TO BE DONE:
Copy out all lines that hold "color".

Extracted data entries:
^^^^^^^^^^^^^^^^
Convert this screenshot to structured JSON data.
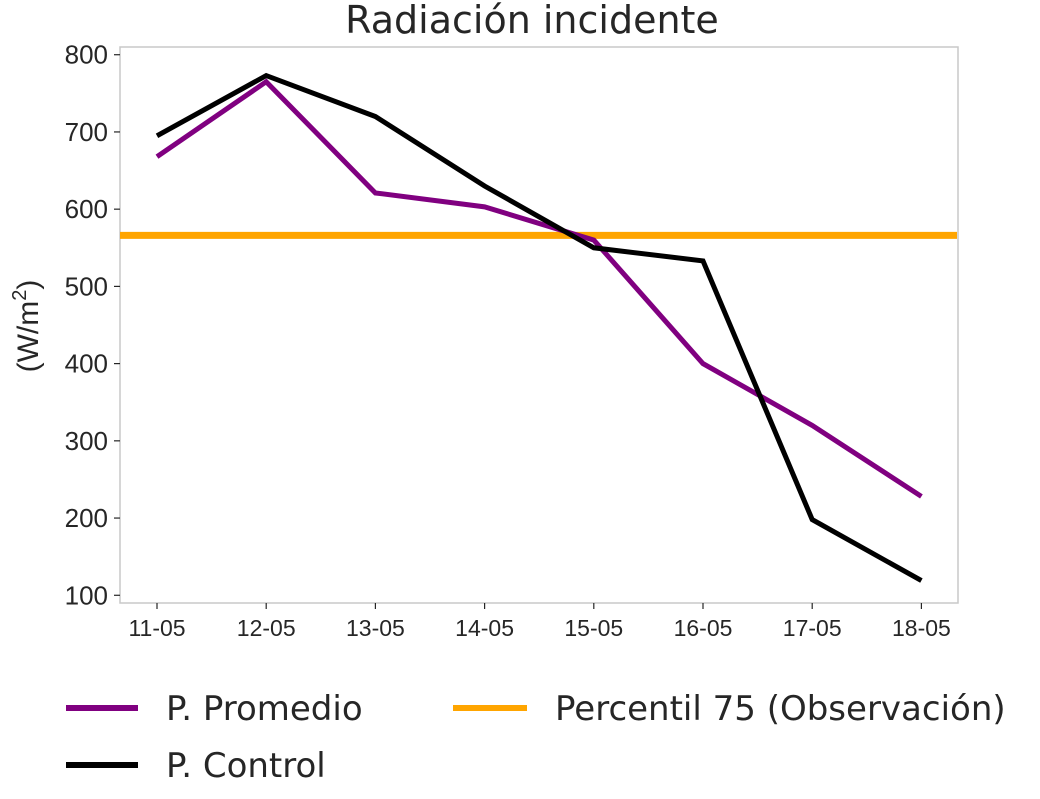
{
  "chart_data": {
    "type": "line",
    "title": "Radiación incidente",
    "ylabel": "(W/m",
    "ylabel_sup": "2",
    "ylabel_close": ")",
    "xlabel": "",
    "categories": [
      "11-05",
      "12-05",
      "13-05",
      "14-05",
      "15-05",
      "16-05",
      "17-05",
      "18-05"
    ],
    "ylim": [
      90,
      810
    ],
    "yticks": [
      100,
      200,
      300,
      400,
      500,
      600,
      700,
      800
    ],
    "grid": false,
    "legend_position": "bottom",
    "series": [
      {
        "name": "P. Promedio",
        "color": "#800080",
        "values": [
          668,
          765,
          621,
          603,
          560,
          400,
          320,
          228
        ]
      },
      {
        "name": "P. Control",
        "color": "#000000",
        "values": [
          695,
          773,
          720,
          630,
          550,
          533,
          198,
          119
        ]
      }
    ],
    "hlines": [
      {
        "name": "Percentil 75 (Observación)",
        "color": "#FFA500",
        "value": 566
      }
    ]
  }
}
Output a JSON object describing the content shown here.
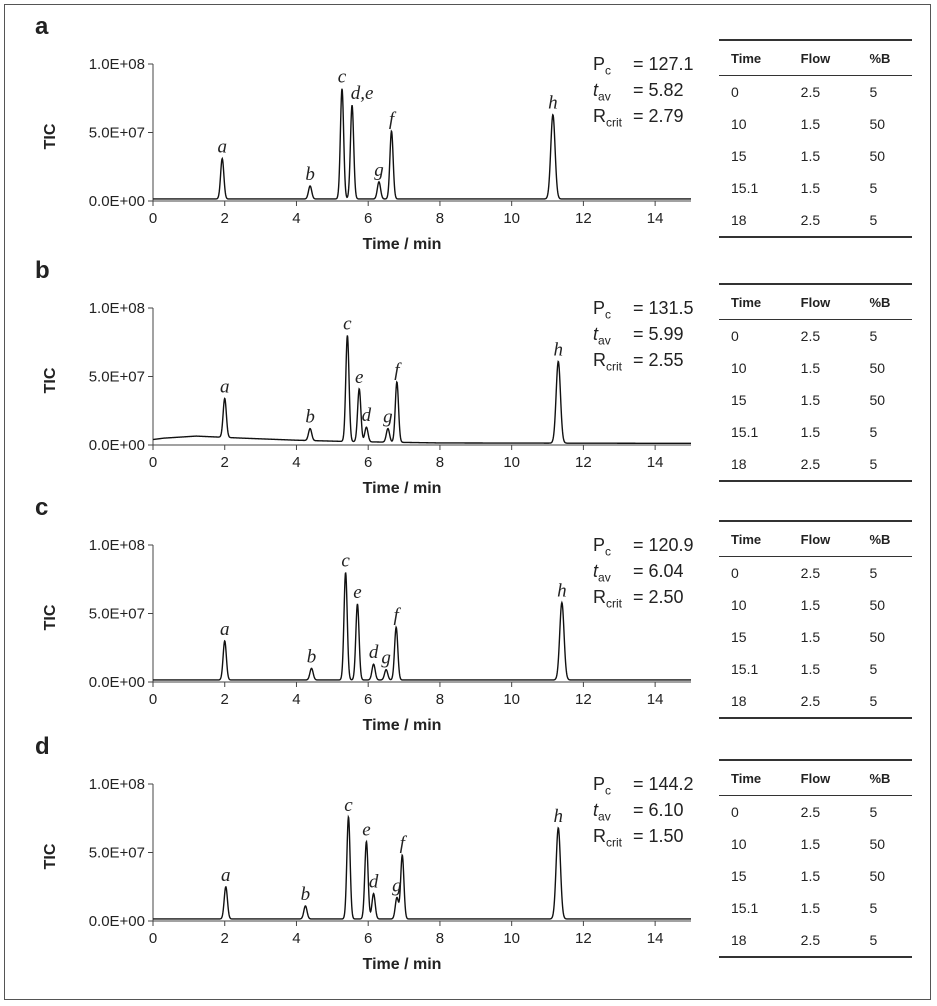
{
  "chart_data": [
    {
      "type": "line",
      "panel": "a",
      "xlabel": "Time / min",
      "ylabel": "TIC",
      "xlim": [
        0,
        15
      ],
      "ylim": [
        0,
        100000000
      ],
      "xticks": [
        "0",
        "2",
        "4",
        "6",
        "8",
        "10",
        "12",
        "14"
      ],
      "yticks": [
        "0.0E+00",
        "5.0E+07",
        "1.0E+08"
      ],
      "grid": false,
      "baseline": [
        [
          0,
          1500000
        ],
        [
          15,
          1500000
        ]
      ],
      "peaks": [
        {
          "label": "a",
          "x": 1.93,
          "y": 31000000
        },
        {
          "label": "b",
          "x": 4.38,
          "y": 11000000
        },
        {
          "label": "c",
          "x": 5.27,
          "y": 82000000
        },
        {
          "label": "d,e",
          "x": 5.55,
          "y": 70000000
        },
        {
          "label": "g",
          "x": 6.3,
          "y": 14000000
        },
        {
          "label": "f",
          "x": 6.65,
          "y": 51000000
        },
        {
          "label": "h",
          "x": 11.15,
          "y": 63000000
        }
      ],
      "stats": {
        "pc": "= 127.1",
        "tav": "= 5.82",
        "rcrit": "= 2.79"
      },
      "table": {
        "headers": [
          "Time",
          "Flow",
          "%B"
        ],
        "rows": [
          [
            "0",
            "2.5",
            "5"
          ],
          [
            "10",
            "1.5",
            "50"
          ],
          [
            "15",
            "1.5",
            "50"
          ],
          [
            "15.1",
            "1.5",
            "5"
          ],
          [
            "18",
            "2.5",
            "5"
          ]
        ]
      }
    },
    {
      "type": "line",
      "panel": "b",
      "xlabel": "Time / min",
      "ylabel": "TIC",
      "xlim": [
        0,
        15
      ],
      "ylim": [
        0,
        100000000
      ],
      "xticks": [
        "0",
        "2",
        "4",
        "6",
        "8",
        "10",
        "12",
        "14"
      ],
      "yticks": [
        "0.0E+00",
        "5.0E+07",
        "1.0E+08"
      ],
      "grid": false,
      "baseline": [
        [
          0,
          4000000
        ],
        [
          0.3,
          5000000
        ],
        [
          1.2,
          6500000
        ],
        [
          2.5,
          5000000
        ],
        [
          4,
          3500000
        ],
        [
          5.5,
          2500000
        ],
        [
          8,
          1500000
        ],
        [
          15,
          1200000
        ]
      ],
      "peaks": [
        {
          "label": "a",
          "x": 2.0,
          "y": 34000000
        },
        {
          "label": "b",
          "x": 4.38,
          "y": 12000000
        },
        {
          "label": "c",
          "x": 5.42,
          "y": 80000000
        },
        {
          "label": "e",
          "x": 5.75,
          "y": 41000000
        },
        {
          "label": "d",
          "x": 5.95,
          "y": 13000000
        },
        {
          "label": "g",
          "x": 6.55,
          "y": 12000000
        },
        {
          "label": "f",
          "x": 6.8,
          "y": 46000000
        },
        {
          "label": "h",
          "x": 11.3,
          "y": 61000000
        }
      ],
      "stats": {
        "pc": "= 131.5",
        "tav": "= 5.99",
        "rcrit": "= 2.55"
      },
      "table": {
        "headers": [
          "Time",
          "Flow",
          "%B"
        ],
        "rows": [
          [
            "0",
            "2.5",
            "5"
          ],
          [
            "10",
            "1.5",
            "50"
          ],
          [
            "15",
            "1.5",
            "50"
          ],
          [
            "15.1",
            "1.5",
            "5"
          ],
          [
            "18",
            "2.5",
            "5"
          ]
        ]
      }
    },
    {
      "type": "line",
      "panel": "c",
      "xlabel": "Time / min",
      "ylabel": "TIC",
      "xlim": [
        0,
        15
      ],
      "ylim": [
        0,
        100000000
      ],
      "xticks": [
        "0",
        "2",
        "4",
        "6",
        "8",
        "10",
        "12",
        "14"
      ],
      "yticks": [
        "0.0E+00",
        "5.0E+07",
        "1.0E+08"
      ],
      "grid": false,
      "baseline": [
        [
          0,
          1500000
        ],
        [
          15,
          1500000
        ]
      ],
      "peaks": [
        {
          "label": "a",
          "x": 2.0,
          "y": 30000000
        },
        {
          "label": "b",
          "x": 4.42,
          "y": 10000000
        },
        {
          "label": "c",
          "x": 5.37,
          "y": 80000000
        },
        {
          "label": "e",
          "x": 5.7,
          "y": 57000000
        },
        {
          "label": "d",
          "x": 6.15,
          "y": 13000000
        },
        {
          "label": "g",
          "x": 6.5,
          "y": 9000000
        },
        {
          "label": "f",
          "x": 6.78,
          "y": 40000000
        },
        {
          "label": "h",
          "x": 11.4,
          "y": 58000000
        }
      ],
      "stats": {
        "pc": "= 120.9",
        "tav": "= 6.04",
        "rcrit": "= 2.50"
      },
      "table": {
        "headers": [
          "Time",
          "Flow",
          "%B"
        ],
        "rows": [
          [
            "0",
            "2.5",
            "5"
          ],
          [
            "10",
            "1.5",
            "50"
          ],
          [
            "15",
            "1.5",
            "50"
          ],
          [
            "15.1",
            "1.5",
            "5"
          ],
          [
            "18",
            "2.5",
            "5"
          ]
        ]
      }
    },
    {
      "type": "line",
      "panel": "d",
      "xlabel": "Time / min",
      "ylabel": "TIC",
      "xlim": [
        0,
        15
      ],
      "ylim": [
        0,
        100000000
      ],
      "xticks": [
        "0",
        "2",
        "4",
        "6",
        "8",
        "10",
        "12",
        "14"
      ],
      "yticks": [
        "0.0E+00",
        "5.0E+07",
        "1.0E+08"
      ],
      "grid": false,
      "baseline": [
        [
          0,
          1500000
        ],
        [
          15,
          1500000
        ]
      ],
      "peaks": [
        {
          "label": "a",
          "x": 2.03,
          "y": 25000000
        },
        {
          "label": "b",
          "x": 4.25,
          "y": 11000000
        },
        {
          "label": "c",
          "x": 5.45,
          "y": 76000000
        },
        {
          "label": "e",
          "x": 5.95,
          "y": 58000000
        },
        {
          "label": "d",
          "x": 6.15,
          "y": 20000000
        },
        {
          "label": "g",
          "x": 6.8,
          "y": 17000000
        },
        {
          "label": "f",
          "x": 6.95,
          "y": 48000000
        },
        {
          "label": "h",
          "x": 11.3,
          "y": 68000000
        }
      ],
      "stats": {
        "pc": "= 144.2",
        "tav": "= 6.10",
        "rcrit": "= 1.50"
      },
      "table": {
        "headers": [
          "Time",
          "Flow",
          "%B"
        ],
        "rows": [
          [
            "0",
            "2.5",
            "5"
          ],
          [
            "10",
            "1.5",
            "50"
          ],
          [
            "15",
            "1.5",
            "50"
          ],
          [
            "15.1",
            "1.5",
            "5"
          ],
          [
            "18",
            "2.5",
            "5"
          ]
        ]
      }
    }
  ],
  "stat_symbols": {
    "pc": "P",
    "pc_sub": "c",
    "tav": "t",
    "tav_sub": "av",
    "rcrit": "R",
    "rcrit_sub": "crit"
  }
}
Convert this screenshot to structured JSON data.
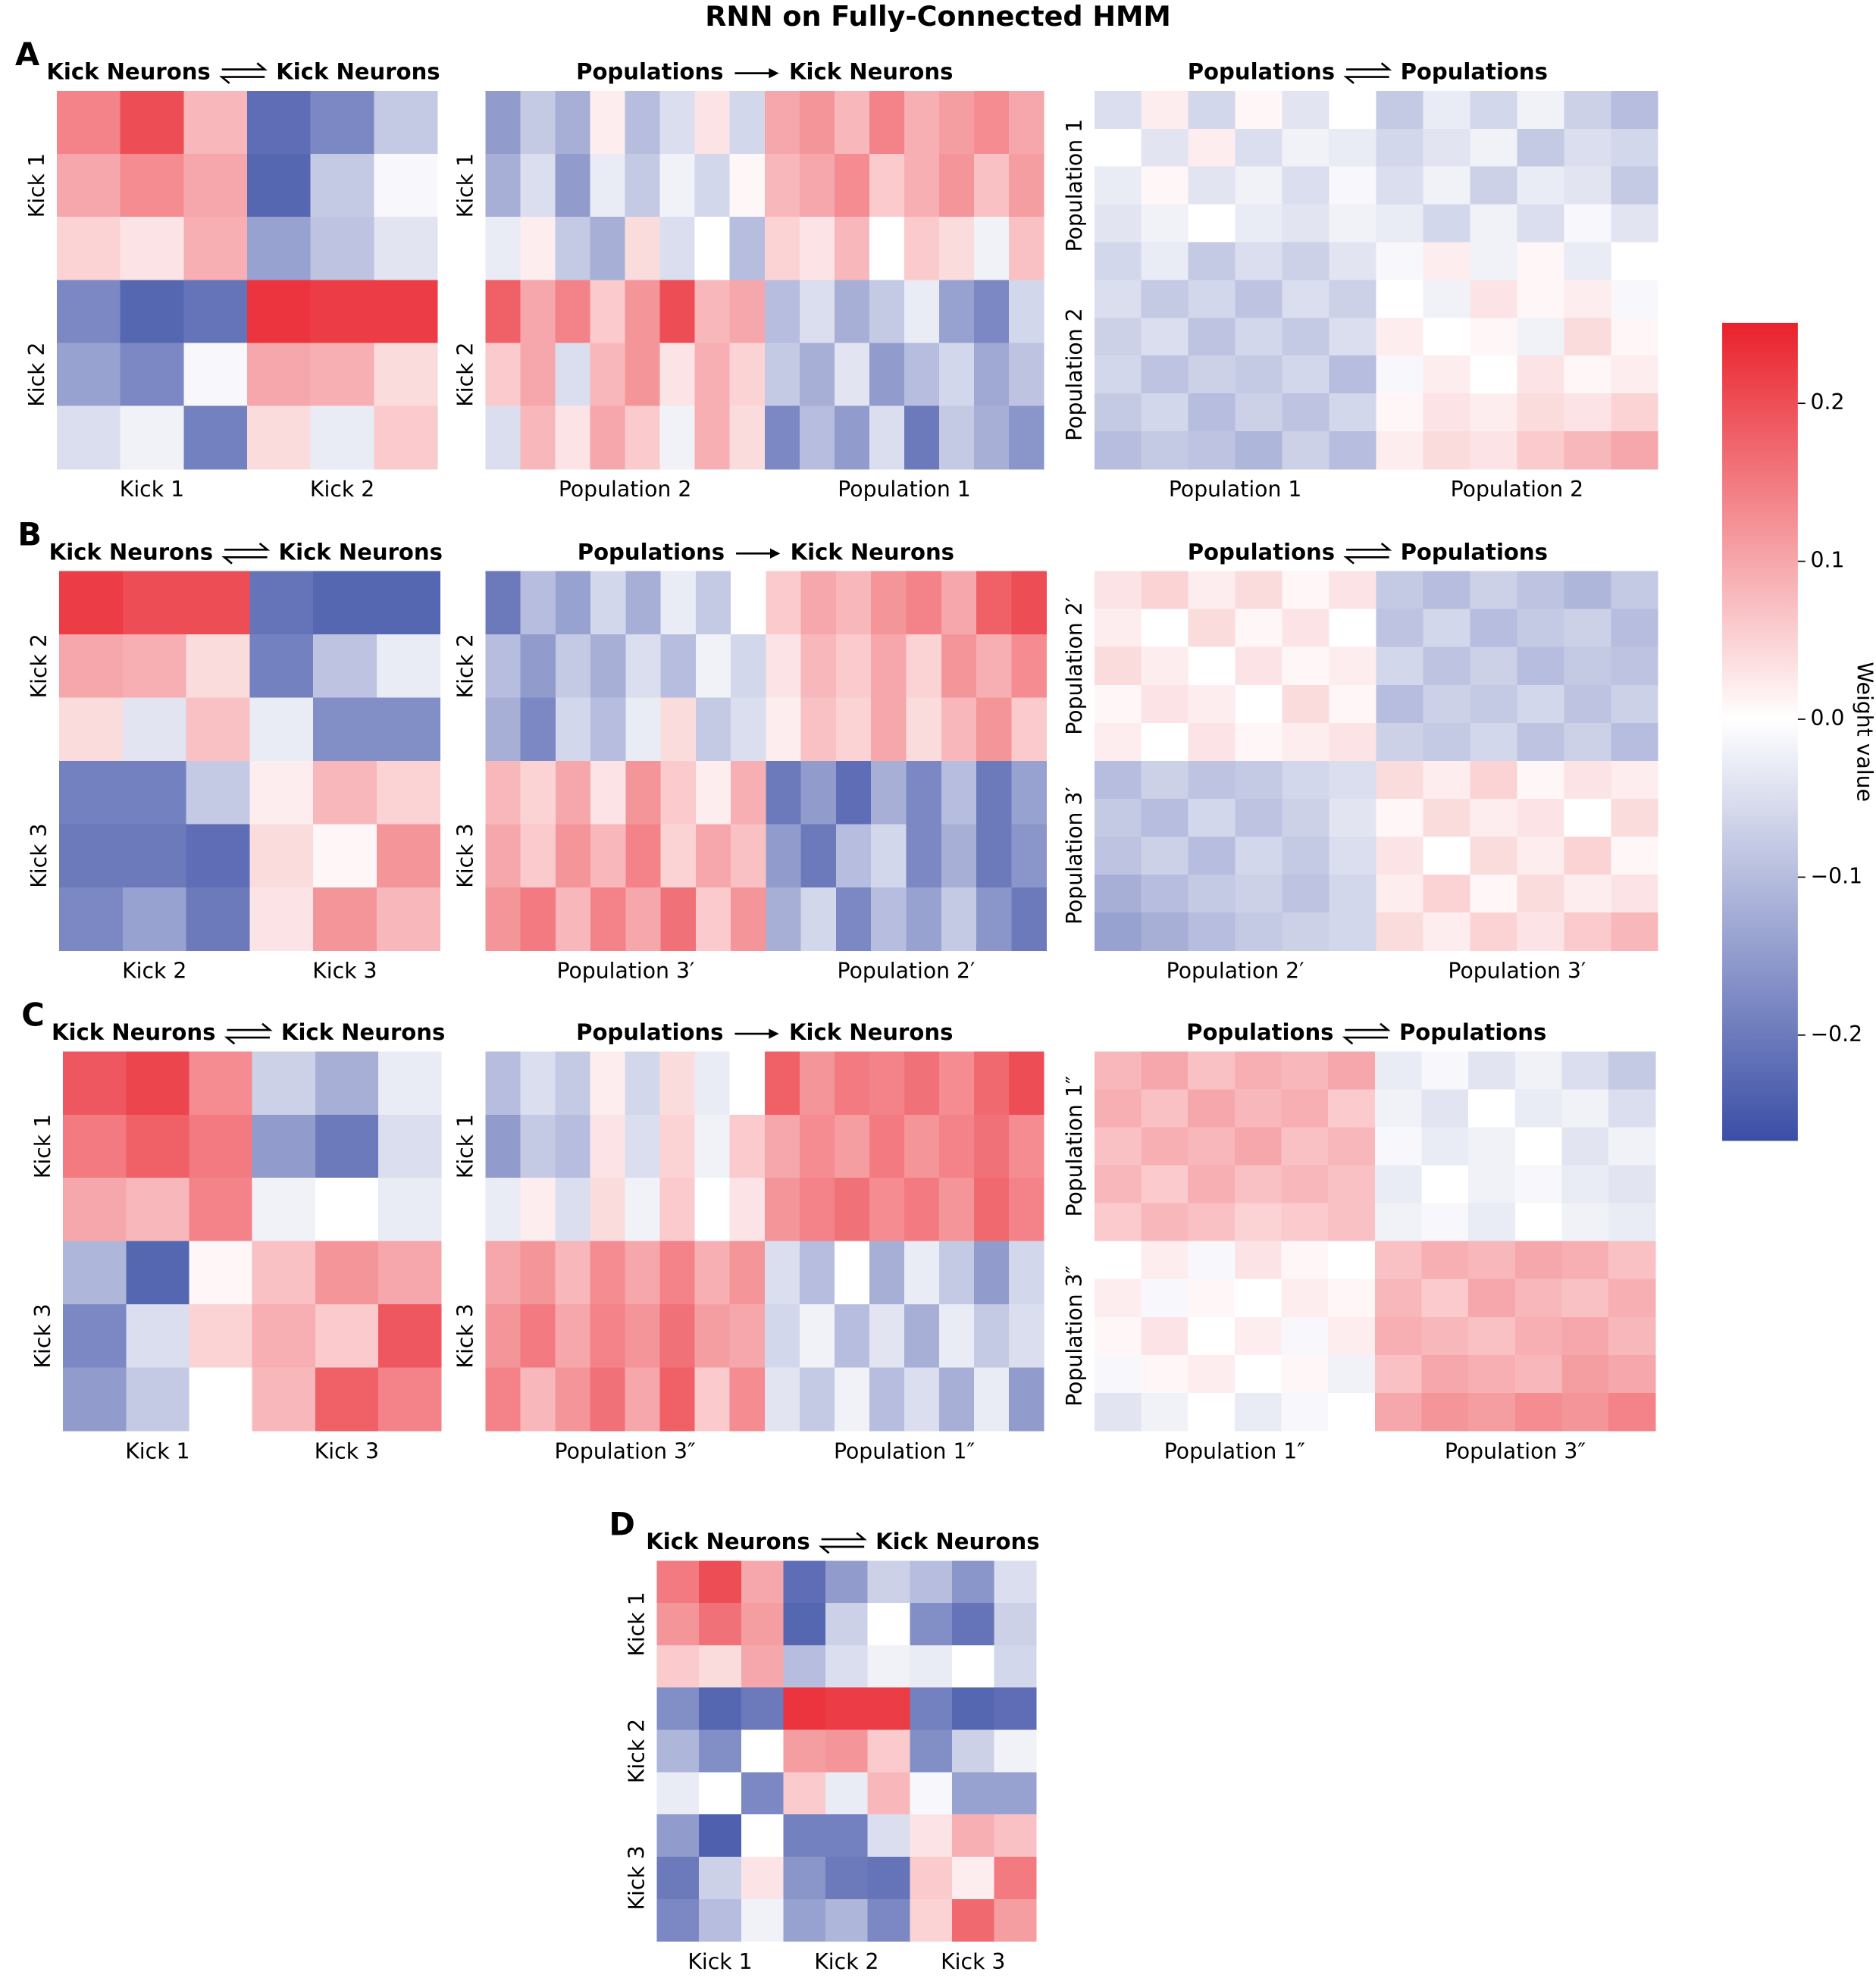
^^^^^^^^^^^^^^^^
OUTPUT:
        "color": "#800080",
        "color": "#000000",
        "color": "#FFA500",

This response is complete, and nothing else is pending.